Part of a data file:
# # # #

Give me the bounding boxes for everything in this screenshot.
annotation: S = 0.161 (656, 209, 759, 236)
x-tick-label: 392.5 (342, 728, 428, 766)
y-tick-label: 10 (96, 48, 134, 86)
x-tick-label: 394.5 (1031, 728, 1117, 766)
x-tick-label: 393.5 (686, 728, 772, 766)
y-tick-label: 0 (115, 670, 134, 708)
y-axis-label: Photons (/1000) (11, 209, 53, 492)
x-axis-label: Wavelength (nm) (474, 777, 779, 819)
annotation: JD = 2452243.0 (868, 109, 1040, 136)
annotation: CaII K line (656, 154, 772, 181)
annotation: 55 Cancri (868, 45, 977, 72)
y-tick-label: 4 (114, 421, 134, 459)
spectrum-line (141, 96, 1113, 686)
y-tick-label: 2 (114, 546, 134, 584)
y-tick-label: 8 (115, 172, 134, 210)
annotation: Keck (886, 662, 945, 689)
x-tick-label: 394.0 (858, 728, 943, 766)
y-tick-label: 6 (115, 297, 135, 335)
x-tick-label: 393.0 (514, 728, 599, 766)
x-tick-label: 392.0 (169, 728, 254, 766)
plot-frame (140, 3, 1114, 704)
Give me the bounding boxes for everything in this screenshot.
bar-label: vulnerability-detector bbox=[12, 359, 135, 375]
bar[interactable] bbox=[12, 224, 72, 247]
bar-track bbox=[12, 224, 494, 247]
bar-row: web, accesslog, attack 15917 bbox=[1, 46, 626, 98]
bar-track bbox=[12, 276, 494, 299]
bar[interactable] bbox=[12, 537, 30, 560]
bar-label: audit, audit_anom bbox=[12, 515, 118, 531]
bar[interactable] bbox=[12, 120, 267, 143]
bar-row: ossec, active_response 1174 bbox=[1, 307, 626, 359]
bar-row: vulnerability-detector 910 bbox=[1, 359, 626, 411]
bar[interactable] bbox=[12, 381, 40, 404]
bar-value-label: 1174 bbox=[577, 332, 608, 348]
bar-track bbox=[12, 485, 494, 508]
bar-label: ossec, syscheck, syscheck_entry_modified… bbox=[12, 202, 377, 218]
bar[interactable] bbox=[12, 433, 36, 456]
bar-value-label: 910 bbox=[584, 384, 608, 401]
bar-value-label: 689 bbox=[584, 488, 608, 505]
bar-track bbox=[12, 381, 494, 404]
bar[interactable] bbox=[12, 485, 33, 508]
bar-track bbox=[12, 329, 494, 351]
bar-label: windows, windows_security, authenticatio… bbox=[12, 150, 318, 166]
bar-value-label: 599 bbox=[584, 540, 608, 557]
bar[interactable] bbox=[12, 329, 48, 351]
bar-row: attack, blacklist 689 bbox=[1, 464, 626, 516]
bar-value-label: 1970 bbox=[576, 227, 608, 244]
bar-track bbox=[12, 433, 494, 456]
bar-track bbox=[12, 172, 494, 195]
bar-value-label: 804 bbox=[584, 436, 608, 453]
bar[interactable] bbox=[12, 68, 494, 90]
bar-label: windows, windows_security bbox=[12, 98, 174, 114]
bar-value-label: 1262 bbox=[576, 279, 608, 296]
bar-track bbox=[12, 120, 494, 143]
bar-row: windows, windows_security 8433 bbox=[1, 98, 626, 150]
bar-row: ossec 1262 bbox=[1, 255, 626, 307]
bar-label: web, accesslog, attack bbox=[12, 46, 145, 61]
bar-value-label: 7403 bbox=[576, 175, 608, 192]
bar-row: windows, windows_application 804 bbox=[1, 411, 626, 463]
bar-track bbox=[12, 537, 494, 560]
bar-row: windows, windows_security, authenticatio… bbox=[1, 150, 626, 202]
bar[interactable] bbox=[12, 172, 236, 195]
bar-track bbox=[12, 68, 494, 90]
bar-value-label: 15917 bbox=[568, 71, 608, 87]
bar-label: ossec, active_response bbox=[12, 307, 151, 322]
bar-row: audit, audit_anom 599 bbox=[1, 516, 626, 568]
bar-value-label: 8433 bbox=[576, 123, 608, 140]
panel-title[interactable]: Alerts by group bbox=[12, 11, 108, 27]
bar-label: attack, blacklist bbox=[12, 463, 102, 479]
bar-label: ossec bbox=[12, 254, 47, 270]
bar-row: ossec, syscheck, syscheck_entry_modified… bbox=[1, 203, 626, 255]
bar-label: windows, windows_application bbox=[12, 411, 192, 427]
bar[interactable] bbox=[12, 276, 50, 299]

# # # #

What you have to do: Filter the records down to every line that contains the string "windows", and copy those lines.

Response:
bar-label: windows, windows_security, authenticatio… bbox=[12, 150, 318, 166]
bar-label: windows, windows_security bbox=[12, 98, 174, 114]
bar-row: windows, windows_security 8433 bbox=[1, 98, 626, 150]
bar-row: windows, windows_application 804 bbox=[1, 411, 626, 463]
bar-row: windows, windows_security, authenticatio… bbox=[1, 150, 626, 202]
bar-label: windows, windows_application bbox=[12, 411, 192, 427]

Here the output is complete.